What to work on: Using the listing below, select the lines with the word "które" and copy them.
---
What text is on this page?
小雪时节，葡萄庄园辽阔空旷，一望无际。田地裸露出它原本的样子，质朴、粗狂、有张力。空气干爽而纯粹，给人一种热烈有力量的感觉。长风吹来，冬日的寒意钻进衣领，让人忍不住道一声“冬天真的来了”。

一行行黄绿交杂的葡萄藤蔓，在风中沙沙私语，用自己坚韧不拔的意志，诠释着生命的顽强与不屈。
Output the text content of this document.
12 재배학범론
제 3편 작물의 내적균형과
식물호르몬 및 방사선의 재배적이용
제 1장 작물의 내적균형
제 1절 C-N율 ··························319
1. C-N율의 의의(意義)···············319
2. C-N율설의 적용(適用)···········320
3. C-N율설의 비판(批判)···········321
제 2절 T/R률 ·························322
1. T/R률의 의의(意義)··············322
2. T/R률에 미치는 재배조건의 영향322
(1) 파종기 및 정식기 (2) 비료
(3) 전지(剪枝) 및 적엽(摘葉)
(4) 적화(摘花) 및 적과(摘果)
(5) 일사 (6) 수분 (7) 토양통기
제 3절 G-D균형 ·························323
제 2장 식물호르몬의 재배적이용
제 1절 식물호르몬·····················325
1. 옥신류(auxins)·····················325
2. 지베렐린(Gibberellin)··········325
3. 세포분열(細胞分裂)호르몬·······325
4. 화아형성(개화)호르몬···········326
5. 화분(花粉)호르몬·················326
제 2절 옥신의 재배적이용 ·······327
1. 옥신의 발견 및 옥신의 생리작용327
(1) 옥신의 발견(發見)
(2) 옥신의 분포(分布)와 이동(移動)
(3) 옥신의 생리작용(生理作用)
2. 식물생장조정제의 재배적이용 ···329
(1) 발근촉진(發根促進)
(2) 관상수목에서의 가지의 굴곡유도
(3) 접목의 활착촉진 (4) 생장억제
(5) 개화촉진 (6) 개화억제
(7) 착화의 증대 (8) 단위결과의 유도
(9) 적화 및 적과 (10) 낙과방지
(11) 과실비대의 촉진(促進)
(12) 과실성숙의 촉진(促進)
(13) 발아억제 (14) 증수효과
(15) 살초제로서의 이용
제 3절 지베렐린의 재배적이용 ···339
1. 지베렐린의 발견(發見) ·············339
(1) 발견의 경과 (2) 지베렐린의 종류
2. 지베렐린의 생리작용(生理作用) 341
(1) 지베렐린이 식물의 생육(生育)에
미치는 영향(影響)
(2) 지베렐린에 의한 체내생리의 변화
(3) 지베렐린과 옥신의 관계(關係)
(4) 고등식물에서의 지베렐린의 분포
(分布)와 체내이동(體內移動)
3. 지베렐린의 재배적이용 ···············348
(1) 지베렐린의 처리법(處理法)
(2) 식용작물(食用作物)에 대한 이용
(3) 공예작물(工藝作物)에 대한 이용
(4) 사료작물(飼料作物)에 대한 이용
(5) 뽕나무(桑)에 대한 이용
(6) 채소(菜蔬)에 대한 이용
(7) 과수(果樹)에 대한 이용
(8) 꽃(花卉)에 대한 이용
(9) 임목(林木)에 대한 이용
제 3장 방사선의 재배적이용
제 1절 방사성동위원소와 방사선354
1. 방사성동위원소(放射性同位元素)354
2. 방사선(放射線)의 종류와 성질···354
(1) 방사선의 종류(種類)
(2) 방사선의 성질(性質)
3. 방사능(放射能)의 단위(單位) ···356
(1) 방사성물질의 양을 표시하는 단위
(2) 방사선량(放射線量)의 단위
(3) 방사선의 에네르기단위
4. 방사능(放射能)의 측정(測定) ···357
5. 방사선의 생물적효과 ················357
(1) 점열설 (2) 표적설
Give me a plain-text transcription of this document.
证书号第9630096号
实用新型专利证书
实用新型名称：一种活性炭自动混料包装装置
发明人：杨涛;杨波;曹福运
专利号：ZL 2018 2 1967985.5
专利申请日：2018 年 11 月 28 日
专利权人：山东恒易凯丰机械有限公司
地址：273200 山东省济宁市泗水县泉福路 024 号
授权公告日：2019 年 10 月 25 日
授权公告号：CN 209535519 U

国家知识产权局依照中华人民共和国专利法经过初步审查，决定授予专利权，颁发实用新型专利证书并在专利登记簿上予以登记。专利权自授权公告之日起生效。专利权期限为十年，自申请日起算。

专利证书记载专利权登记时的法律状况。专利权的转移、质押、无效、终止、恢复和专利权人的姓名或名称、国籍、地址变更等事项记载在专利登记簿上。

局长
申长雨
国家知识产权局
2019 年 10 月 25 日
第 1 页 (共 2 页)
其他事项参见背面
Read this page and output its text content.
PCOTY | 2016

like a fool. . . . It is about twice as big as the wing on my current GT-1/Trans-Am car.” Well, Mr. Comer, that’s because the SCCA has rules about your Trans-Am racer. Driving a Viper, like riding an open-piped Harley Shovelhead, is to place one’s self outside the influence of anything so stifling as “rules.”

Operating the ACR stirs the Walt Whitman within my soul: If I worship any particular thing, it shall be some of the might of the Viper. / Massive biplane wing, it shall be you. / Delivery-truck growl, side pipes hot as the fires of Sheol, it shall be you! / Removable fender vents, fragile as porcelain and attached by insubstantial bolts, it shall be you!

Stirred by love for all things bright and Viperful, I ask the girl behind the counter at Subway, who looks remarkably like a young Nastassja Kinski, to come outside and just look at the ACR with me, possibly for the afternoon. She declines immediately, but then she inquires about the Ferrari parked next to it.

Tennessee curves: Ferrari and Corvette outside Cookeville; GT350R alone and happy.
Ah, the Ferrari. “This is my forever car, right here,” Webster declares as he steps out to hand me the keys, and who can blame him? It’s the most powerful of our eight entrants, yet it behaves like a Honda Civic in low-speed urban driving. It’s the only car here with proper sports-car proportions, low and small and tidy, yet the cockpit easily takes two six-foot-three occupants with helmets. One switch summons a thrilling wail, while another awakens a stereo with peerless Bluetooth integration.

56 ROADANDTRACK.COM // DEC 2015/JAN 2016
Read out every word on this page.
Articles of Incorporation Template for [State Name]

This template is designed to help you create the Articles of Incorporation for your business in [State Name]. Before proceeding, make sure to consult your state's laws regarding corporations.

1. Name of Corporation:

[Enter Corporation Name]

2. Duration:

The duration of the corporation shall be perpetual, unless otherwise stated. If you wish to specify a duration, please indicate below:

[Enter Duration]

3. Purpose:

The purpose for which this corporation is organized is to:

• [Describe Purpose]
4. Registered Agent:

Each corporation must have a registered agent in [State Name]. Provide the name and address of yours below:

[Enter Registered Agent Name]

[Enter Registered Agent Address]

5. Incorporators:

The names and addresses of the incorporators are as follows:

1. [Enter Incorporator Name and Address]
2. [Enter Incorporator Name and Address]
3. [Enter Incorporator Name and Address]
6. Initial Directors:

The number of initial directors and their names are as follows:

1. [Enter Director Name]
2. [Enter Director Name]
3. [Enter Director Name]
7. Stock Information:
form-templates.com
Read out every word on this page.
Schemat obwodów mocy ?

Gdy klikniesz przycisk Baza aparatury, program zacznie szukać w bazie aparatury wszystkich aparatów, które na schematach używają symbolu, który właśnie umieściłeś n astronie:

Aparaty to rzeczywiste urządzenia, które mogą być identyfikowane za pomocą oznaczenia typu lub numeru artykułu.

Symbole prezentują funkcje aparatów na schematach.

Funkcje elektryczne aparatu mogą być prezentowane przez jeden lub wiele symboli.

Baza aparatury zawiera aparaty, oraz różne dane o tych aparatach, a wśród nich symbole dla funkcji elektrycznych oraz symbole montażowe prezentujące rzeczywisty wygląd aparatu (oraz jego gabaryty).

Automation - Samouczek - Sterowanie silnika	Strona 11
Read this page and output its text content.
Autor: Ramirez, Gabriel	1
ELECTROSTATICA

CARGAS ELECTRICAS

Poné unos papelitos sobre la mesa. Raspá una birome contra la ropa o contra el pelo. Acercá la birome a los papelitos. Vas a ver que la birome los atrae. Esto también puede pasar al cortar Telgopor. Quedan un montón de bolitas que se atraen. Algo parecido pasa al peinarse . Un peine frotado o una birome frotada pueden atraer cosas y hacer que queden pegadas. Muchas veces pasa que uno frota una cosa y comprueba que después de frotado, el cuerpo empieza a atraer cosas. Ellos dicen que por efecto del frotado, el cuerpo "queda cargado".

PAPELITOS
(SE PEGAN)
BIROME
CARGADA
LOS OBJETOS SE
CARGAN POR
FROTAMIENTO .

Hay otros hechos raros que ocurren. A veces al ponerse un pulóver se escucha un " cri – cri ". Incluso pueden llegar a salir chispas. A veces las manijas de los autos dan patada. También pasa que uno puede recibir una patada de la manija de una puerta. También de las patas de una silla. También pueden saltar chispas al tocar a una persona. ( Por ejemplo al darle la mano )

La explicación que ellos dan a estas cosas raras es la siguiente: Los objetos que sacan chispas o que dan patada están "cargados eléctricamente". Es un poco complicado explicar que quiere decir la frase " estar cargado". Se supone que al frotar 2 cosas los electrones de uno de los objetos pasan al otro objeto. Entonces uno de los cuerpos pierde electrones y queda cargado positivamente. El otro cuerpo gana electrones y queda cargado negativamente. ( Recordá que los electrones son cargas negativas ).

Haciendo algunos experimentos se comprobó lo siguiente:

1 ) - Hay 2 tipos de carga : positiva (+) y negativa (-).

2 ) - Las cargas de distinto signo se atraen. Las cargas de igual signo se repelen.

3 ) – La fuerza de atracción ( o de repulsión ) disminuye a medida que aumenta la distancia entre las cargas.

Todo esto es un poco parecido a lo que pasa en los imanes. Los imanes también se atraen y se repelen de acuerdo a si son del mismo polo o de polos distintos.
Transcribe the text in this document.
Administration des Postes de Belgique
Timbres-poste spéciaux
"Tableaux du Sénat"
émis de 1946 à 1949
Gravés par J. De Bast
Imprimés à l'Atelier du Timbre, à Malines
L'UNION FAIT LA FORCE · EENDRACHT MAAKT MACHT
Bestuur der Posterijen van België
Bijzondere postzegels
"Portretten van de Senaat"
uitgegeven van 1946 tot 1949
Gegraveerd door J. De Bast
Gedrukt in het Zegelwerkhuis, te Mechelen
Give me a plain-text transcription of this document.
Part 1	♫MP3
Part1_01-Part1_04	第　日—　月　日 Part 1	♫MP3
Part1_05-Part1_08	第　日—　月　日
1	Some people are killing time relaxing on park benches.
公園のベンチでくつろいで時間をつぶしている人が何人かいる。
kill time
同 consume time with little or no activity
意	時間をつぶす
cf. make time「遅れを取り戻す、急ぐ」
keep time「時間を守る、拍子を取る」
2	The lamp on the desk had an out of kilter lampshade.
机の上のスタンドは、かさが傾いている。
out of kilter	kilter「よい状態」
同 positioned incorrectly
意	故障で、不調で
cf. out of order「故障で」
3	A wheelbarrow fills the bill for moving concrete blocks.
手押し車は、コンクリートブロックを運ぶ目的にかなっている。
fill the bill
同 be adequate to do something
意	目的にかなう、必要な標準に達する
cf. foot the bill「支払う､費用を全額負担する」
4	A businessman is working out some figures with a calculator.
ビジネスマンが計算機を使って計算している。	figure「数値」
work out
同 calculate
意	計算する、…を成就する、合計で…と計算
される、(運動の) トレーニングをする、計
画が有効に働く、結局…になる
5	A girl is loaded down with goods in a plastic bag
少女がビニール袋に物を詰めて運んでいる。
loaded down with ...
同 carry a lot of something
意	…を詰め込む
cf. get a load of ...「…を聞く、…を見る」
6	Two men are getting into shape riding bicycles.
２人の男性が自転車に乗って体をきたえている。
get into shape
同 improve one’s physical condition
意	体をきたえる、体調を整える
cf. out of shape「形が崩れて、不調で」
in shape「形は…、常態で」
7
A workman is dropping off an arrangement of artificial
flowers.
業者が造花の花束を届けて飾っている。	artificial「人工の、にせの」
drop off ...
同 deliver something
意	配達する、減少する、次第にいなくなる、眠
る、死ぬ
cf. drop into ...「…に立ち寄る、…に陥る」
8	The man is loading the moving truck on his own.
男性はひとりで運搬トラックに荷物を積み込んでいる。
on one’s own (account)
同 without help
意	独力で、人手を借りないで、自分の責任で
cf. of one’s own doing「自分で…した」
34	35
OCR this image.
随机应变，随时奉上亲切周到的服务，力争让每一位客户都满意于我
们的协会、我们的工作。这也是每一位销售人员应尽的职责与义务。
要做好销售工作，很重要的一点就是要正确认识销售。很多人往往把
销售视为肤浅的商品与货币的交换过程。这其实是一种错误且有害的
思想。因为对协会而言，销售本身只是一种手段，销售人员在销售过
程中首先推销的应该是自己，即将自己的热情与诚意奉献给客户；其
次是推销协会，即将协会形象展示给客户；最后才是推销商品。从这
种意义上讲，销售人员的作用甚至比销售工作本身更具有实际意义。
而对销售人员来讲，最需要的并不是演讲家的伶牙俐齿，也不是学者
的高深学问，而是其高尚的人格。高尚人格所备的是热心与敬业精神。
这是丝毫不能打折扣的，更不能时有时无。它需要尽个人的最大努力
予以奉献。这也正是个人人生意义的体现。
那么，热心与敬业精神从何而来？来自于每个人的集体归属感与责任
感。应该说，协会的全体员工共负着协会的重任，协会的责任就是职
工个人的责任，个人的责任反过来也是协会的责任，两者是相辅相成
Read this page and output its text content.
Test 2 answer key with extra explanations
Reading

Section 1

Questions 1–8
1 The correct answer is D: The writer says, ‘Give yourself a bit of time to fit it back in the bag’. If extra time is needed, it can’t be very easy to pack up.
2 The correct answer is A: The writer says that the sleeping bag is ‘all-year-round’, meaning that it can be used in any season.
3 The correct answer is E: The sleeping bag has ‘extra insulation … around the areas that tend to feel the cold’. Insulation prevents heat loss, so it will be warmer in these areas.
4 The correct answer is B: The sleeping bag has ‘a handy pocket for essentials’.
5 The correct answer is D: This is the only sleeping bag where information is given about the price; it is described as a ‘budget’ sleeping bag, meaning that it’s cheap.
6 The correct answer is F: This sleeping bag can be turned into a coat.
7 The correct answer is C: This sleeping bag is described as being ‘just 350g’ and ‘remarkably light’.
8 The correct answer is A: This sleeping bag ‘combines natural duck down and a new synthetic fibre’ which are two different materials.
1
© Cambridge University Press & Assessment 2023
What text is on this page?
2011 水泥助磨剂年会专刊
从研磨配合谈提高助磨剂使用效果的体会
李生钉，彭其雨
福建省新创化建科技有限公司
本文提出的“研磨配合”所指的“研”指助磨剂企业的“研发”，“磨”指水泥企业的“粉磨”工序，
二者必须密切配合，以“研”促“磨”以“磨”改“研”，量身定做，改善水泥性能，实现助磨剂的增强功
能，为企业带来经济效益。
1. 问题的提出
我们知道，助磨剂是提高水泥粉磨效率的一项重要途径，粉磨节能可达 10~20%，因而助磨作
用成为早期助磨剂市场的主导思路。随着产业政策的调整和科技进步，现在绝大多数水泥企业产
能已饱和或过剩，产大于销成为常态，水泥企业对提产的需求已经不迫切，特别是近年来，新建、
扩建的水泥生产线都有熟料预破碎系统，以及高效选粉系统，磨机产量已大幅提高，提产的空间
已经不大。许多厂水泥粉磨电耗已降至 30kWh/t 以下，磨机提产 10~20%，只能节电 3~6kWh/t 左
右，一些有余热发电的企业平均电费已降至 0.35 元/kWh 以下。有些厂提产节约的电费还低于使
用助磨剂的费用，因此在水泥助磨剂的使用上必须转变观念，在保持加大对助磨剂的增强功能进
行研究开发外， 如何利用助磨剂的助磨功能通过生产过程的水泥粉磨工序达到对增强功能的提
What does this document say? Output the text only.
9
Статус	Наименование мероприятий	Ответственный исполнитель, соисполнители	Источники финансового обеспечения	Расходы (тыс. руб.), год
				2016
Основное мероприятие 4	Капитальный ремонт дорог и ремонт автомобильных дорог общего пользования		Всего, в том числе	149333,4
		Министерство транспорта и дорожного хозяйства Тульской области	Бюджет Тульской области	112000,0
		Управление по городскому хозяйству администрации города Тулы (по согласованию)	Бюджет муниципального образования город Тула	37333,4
---
Task result:
Gdy klikniesz przycisk Baza aparatury, program zacznie szukać w bazie aparatury wszystkich aparatów, które na schematach używają symbolu, który właśnie umieściłeś n astronie:
Aparaty to rzeczywiste urządzenia, które mogą być identyfikowane za pomocą oznaczenia typu lub numeru artykułu.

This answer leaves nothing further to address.